* Start Data *

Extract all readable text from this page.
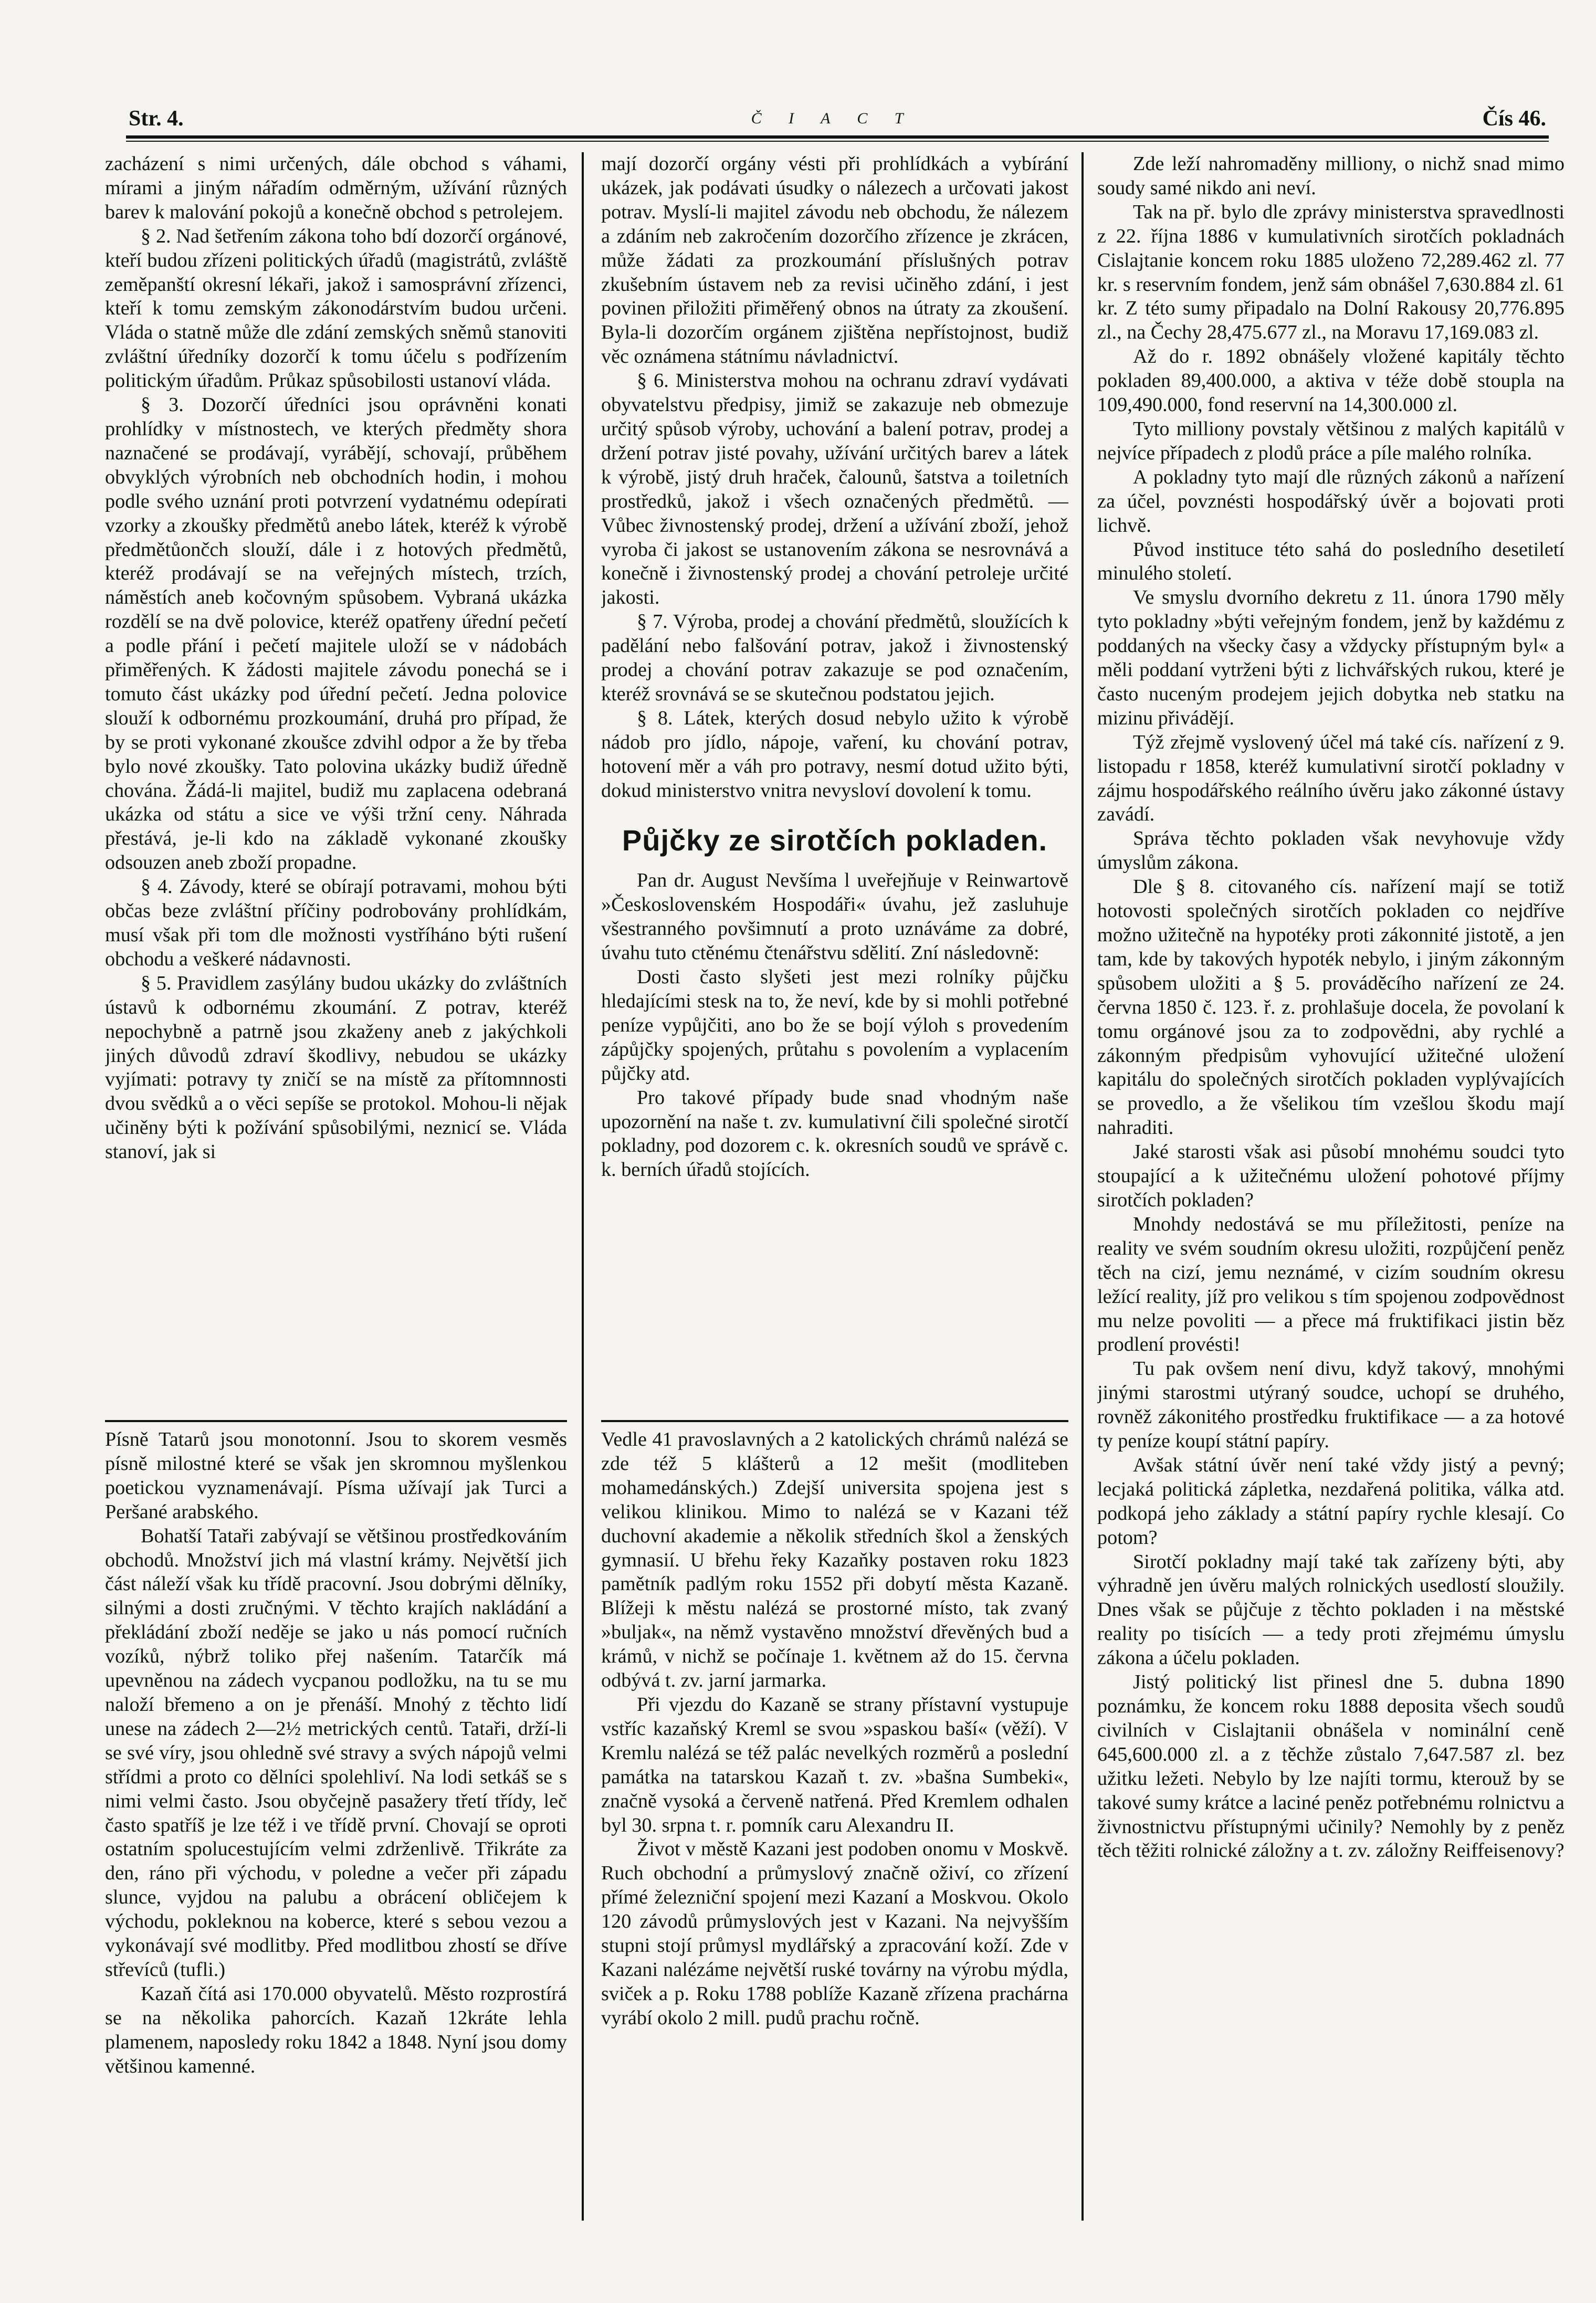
Str. 4.	Č I A C T	Čís 46.

zacházení s nimi určených, dále obchod s váhami, mírami a jiným nářadím odměrným, užívání různých barev k malování pokojů a konečně obchod s petrolejem.

§ 2. Nad šetřením zákona toho bdí dozorčí orgánové, kteří budou zřízeni politických úřadů (magistrátů, zvláště zeměpanští okresní lékaři, jakož i samosprávní zřízenci, kteří k tomu zemským zákonodárstvím budou určeni. Vláda o statně může dle zdání zemských sněmů stanoviti zvláštní úředníky dozorčí k tomu účelu s podřízením politickým úřadům. Průkaz spůsobilosti ustanoví vláda.

§ 3. Dozorčí úředníci jsou oprávněni konati prohlídky v místnostech, ve kterých předměty shora naznačené se prodávají, vyrábějí, schovají, průběhem obvyklých výrobních neb obchodních hodin, i mohou podle svého uznání proti potvrzení vydatnému odepírati vzorky a zkoušky předmětů anebo látek, kteréž k výrobě předmětůončch slouží, dále i z hotových předmětů, kteréž prodávají se na veřejných místech, trzích, náměstích aneb kočovným spůsobem. Vybraná ukázka rozdělí se na dvě polovice, kteréž opatřeny úřední pečetí a podle přání i pečetí majitele uloží se v nádobách přiměřených. K žádosti majitele závodu ponechá se i tomuto část ukázky pod úřední pečetí. Jedna polovice slouží k odbornému prozkoumání, druhá pro případ, že by se proti vykonané zkoušce zdvihl odpor a že by třeba bylo nové zkoušky. Tato polovina ukázky budiž úředně chována. Žádá-li majitel, budiž mu zaplacena odebraná ukázka od státu a sice ve výši tržní ceny. Náhrada přestává, je-li kdo na základě vykonané zkoušky odsouzen aneb zboží propadne.

§ 4. Závody, které se obírají potravami, mohou býti občas beze zvláštní příčiny podrobovány prohlídkám, musí však při tom dle možnosti vystříháno býti rušení obchodu a veškeré nádavnosti.

§ 5. Pravidlem zasýlány budou ukázky do zvláštních ústavů k odbornému zkoumání. Z potrav, kteréž nepochybně a patrně jsou zkaženy aneb z jakýchkoli jiných důvodů zdraví škodlivy, nebudou se ukázky vyjímati: potravy ty zničí se na místě za přítomnnosti dvou svědků a o věci sepíše se protokol. Mohou-li nějak učiněny býti k požívání spůsobilými, neznicí se. Vláda stanoví, jak si

mají dozorčí orgány vésti při prohlídkách a vybírání ukázek, jak podávati úsudky o nálezech a určovati jakost potrav. Myslí-li majitel závodu neb obchodu, že nálezem a zdáním neb zakročením dozorčího zřízence je zkrácen, může žádati za prozkoumání příslušných potrav zkušebním ústavem neb za revisi učiněho zdání, i jest povinen přiložiti přiměřený obnos na útraty za zkoušení. Byla-li dozorčím orgánem zjištěna nepřístojnost, budiž věc oznámena státnímu návladnictví.

§ 6. Ministerstva mohou na ochranu zdraví vydávati obyvatelstvu předpisy, jimiž se zakazuje neb obmezuje určitý spůsob výroby, uchování a balení potrav, prodej a držení potrav jisté povahy, užívání určitých barev a látek k výrobě, jistý druh hraček, čalounů, šatstva a toiletních prostředků, jakož i všech označených předmětů. — Vůbec živnostenský prodej, držení a užívání zboží, jehož vyroba či jakost se ustanovením zákona se nesrovnává a konečně i živnostenský prodej a chování petroleje určité jakosti.

§ 7. Výroba, prodej a chování předmětů, sloužících k padělání nebo falšování potrav, jakož i živnostenský prodej a chování potrav zakazuje se pod označením, kteréž srovnává se se skutečnou podstatou jejich.

§ 8. Látek, kterých dosud nebylo užito k výrobě nádob pro jídlo, nápoje, vaření, ku chování potrav, hotovení měr a váh pro potravy, nesmí dotud užito býti, dokud ministerstvo vnitra nevysloví dovolení k tomu.

Půjčky ze sirotčích pokladen.

Pan dr. August Nevšíma l uveřejňuje v Reinwartově »Československém Hospodáři« úvahu, jež zasluhuje všestranného povšimnutí a proto uznáváme za dobré, úvahu tuto ctěnému čtenářstvu sdělití. Zní následovně:

Dosti často slyšeti jest mezi rolníky půjčku hledajícími stesk na to, že neví, kde by si mohli potřebné peníze vypůjčiti, ano bo že se bojí výloh s provedením zápůjčky spojených, průtahu s povolením a vyplacením půjčky atd.

Pro takové případy bude snad vhodným naše upozornění na naše t. zv. kumulativní čili společné sirotčí pokladny, pod dozorem c. k. okresních soudů ve správě c. k. berních úřadů stojících.

Zde leží nahromaděny milliony, o nichž snad mimo soudy samé nikdo ani neví.

Tak na př. bylo dle zprávy ministerstva spravedlnosti z 22. října 1886 v kumulativních sirotčích pokladnách Cislajtanie koncem roku 1885 uloženo 72,289.462 zl. 77 kr. s reservním fondem, jenž sám obnášel 7,630.884 zl. 61 kr. Z této sumy připadalo na Dolní Rakousy 20,776.895 zl., na Čechy 28,475.677 zl., na Moravu 17,169.083 zl.

Až do r. 1892 obnášely vložené kapitály těchto pokladen 89,400.000, a aktiva v téže době stoupla na 109,490.000, fond reservní na 14,300.000 zl.

Tyto milliony povstaly většinou z malých kapitálů v nejvíce případech z plodů práce a píle malého rolníka.

A pokladny tyto mají dle různých zákonů a nařízení za účel, povznésti hospodářský úvěr a bojovati proti lichvě.

Původ instituce této sahá do posledního desetiletí minulého století.

Ve smyslu dvorního dekretu z 11. února 1790 měly tyto pokladny »býti veřejným fondem, jenž by každému z poddaných na všecky časy a vždycky přístupným byl« a měli poddaní vytrženi býti z lichvářských rukou, které je často nuceným prodejem jejich dobytka neb statku na mizinu přivádějí.

Týž zřejmě vyslovený účel má také cís. nařízení z 9. listopadu r 1858, kteréž kumulativní sirotčí pokladny v zájmu hospodářského reálního úvěru jako zákonné ústavy zavádí.

Správa těchto pokladen však nevyhovuje vždy úmyslům zákona.

Dle § 8. citovaného cís. nařízení mají se totiž hotovosti společných sirotčích pokladen co nejdříve možno užitečně na hypotéky proti zákonnité jistotě, a jen tam, kde by takových hypoték nebylo, i jiným zákonným spůsobem uložiti a § 5. prováděcího nařízení ze 24. června 1850 č. 123. ř. z. prohlašuje docela, že povolaní k tomu orgánové jsou za to zodpovědni, aby rychlé a zákonným předpisům vyhovující užitečné uložení kapitálu do společných sirotčích pokladen vyplývajících se provedlo, a že všelikou tím vzešlou škodu mají nahraditi.

Jaké starosti však asi působí mnohému soudci tyto stoupající a k užitečnému uložení pohotové příjmy sirotčích pokladen?

Mnohdy nedostává se mu příležitosti, peníze na reality ve svém soudním okresu uložiti, rozpůjčení peněz těch na cizí, jemu neznámé, v cizím soudním okresu ležící reality, jíž pro velikou s tím spojenou zodpovědnost mu nelze povoliti — a přece má fruktifikaci jistin běz prodlení provésti!

Tu pak ovšem není divu, když takový, mnohými jinými starostmi utýraný soudce, uchopí se druhého, rovněž zákonitého prostředku fruktifikace — a za hotové ty peníze koupí státní papíry.

Avšak státní úvěr není také vždy jistý a pevný; lecjaká politická zápletka, nezdařená politika, válka atd. podkopá jeho základy a státní papíry rychle klesají. Co potom?

Sirotčí pokladny mají také tak zařízeny býti, aby výhradně jen úvěru malých rolnických usedlostí sloužily. Dnes však se půjčuje z těchto pokladen i na městské reality po tisících — a tedy proti zřejmému úmyslu zákona a účelu pokladen.

Jistý politický list přinesl dne 5. dubna 1890 poznámku, že koncem roku 1888 deposita všech soudů civilních v Cislajtanii obnášela v nominální ceně 645,600.000 zl. a z těchže zůstalo 7,647.587 zl. bez užitku ležeti. Nebylo by lze najíti tormu, kterouž by se takové sumy krátce a laciné peněz potřebnému rolnictvu a živnostnictvu přístupnými učinily? Nemohly by z peněz těch těžiti rolnické záložny a t. zv. záložny Reiffeisenovy?

Písně Tatarů jsou monotonní. Jsou to skorem vesměs písně milostné které se však jen skromnou myšlenkou poetickou vyznamenávají. Písma užívají jak Turci a Peršané arabského.

Bohatší Tataři zabývají se většinou prostředkováním obchodů. Množství jich má vlastní krámy. Největší jich část náleží však ku třídě pracovní. Jsou dobrými dělníky, silnými a dosti zručnými. V těchto krajích nakládání a překládání zboží neděje se jako u nás pomocí ručních vozíků, nýbrž toliko přej našením. Tatarčík má upevněnou na zádech vycpanou podložku, na tu se mu naloží břemeno a on je přenáší. Mnohý z těchto lidí unese na zádech 2—2½ metrických centů. Tataři, drží-li se své víry, jsou ohledně své stravy a svých nápojů velmi střídmi a proto co dělníci spolehliví. Na lodi setkáš se s nimi velmi často. Jsou obyčejně pasažery třetí třídy, leč často spatříš je lze též i ve třídě první. Chovají se oproti ostatním spolucestujícím velmi zdrženlivě. Třikráte za den, ráno při východu, v poledne a večer při západu slunce, vyjdou na palubu a obrácení obličejem k východu, pokleknou na koberce, které s sebou vezou a vykonávají své modlitby. Před modlitbou zhostí se dříve střevíců (tufli.)

Kazaň čítá asi 170.000 obyvatelů. Město rozprostírá se na několika pahorcích. Kazaň 12kráte lehla plamenem, naposledy roku 1842 a 1848. Nyní jsou domy většinou kamenné.

Vedle 41 pravoslavných a 2 katolických chrámů nalézá se zde též 5 klášterů a 12 mešit (modliteben mohamedánských.) Zdejší universita spojena jest s velikou klinikou. Mimo to nalézá se v Kazani též duchovní akademie a několik středních škol a ženských gymnasií. U břehu řeky Kazaňky postaven roku 1823 pamětník padlým roku 1552 při dobytí města Kazaně. Blížeji k městu nalézá se prostorné místo, tak zvaný »buljak«, na němž vystavěno množství dřevěných bud a krámů, v nichž se počínaje 1. květnem až do 15. června odbývá t. zv. jarní jarmarka.

Při vjezdu do Kazaně se strany přístavní vystupuje vstříc kazaňský Kreml se svou »spaskou baší« (věží). V Kremlu nalézá se též palác nevelkých rozměrů a poslední památka na tatarskou Kazaň t. zv. »bašna Sumbeki«, značně vysoká a červeně natřená. Před Kremlem odhalen byl 30. srpna t. r. pomník caru Alexandru II.

Život v městě Kazani jest podoben onomu v Moskvě. Ruch obchodní a průmyslový značně oživí, co zřízení přímé železniční spojení mezi Kazaní a Moskvou. Okolo 120 závodů průmyslových jest v Kazani. Na nejvyšším stupni stojí průmysl mydlářský a zpracování koží. Zde v Kazani nalézáme největší ruské továrny na výrobu mýdla, sviček a p. Roku 1788 poblíže Kazaně zřízena prachárna vyrábí okolo 2 mill. pudů prachu ročně.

* End Data *

▶ **Work required**
For each line in the data above that contains the string "mají", extract the line.

▶ **Expected answer**
mají dozorčí orgány vésti při prohlídkách a vybírání ukázek, jak podávati úsudky o nálezech a určovati jakost potrav. Myslí-li majitel závodu neb obchodu, že nálezem a zdáním neb zakročením dozorčího zřízence je zkrácen, může žádati za prozkoumání příslušných potrav zkušebním ústavem neb za revisi učiněho zdání, i jest povinen přiložiti přiměřený obnos na útraty za zkoušení. Byla-li dozorčím orgánem zjištěna nepřístojnost, budiž věc oznámena státnímu návladnictví.
A pokladny tyto mají dle různých zákonů a nařízení za účel, povznésti hospodářský úvěr a bojovati proti lichvě.
Dle § 8. citovaného cís. nařízení mají se totiž hotovosti společných sirotčích pokladen co nejdříve možno užitečně na hypotéky proti zákonnité jistotě, a jen tam, kde by takových hypoték nebylo, i jiným zákonným spůsobem uložiti a § 5. prováděcího nařízení ze 24. června 1850 č. 123. ř. z. prohlašuje docela, že povolaní k tomu orgánové jsou za to zodpovědni, aby rychlé a zákonným předpisům vyhovující užitečné uložení kapitálu do společných sirotčích pokladen vyplývajících se provedlo, a že všelikou tím vzešlou škodu mají nahraditi.
Sirotčí pokladny mají také tak zařízeny býti, aby výhradně jen úvěru malých rolnických usedlostí sloužily. Dnes však se půjčuje z těchto pokladen i na městské reality po tisících — a tedy proti zřejmému úmyslu zákona a účelu pokladen.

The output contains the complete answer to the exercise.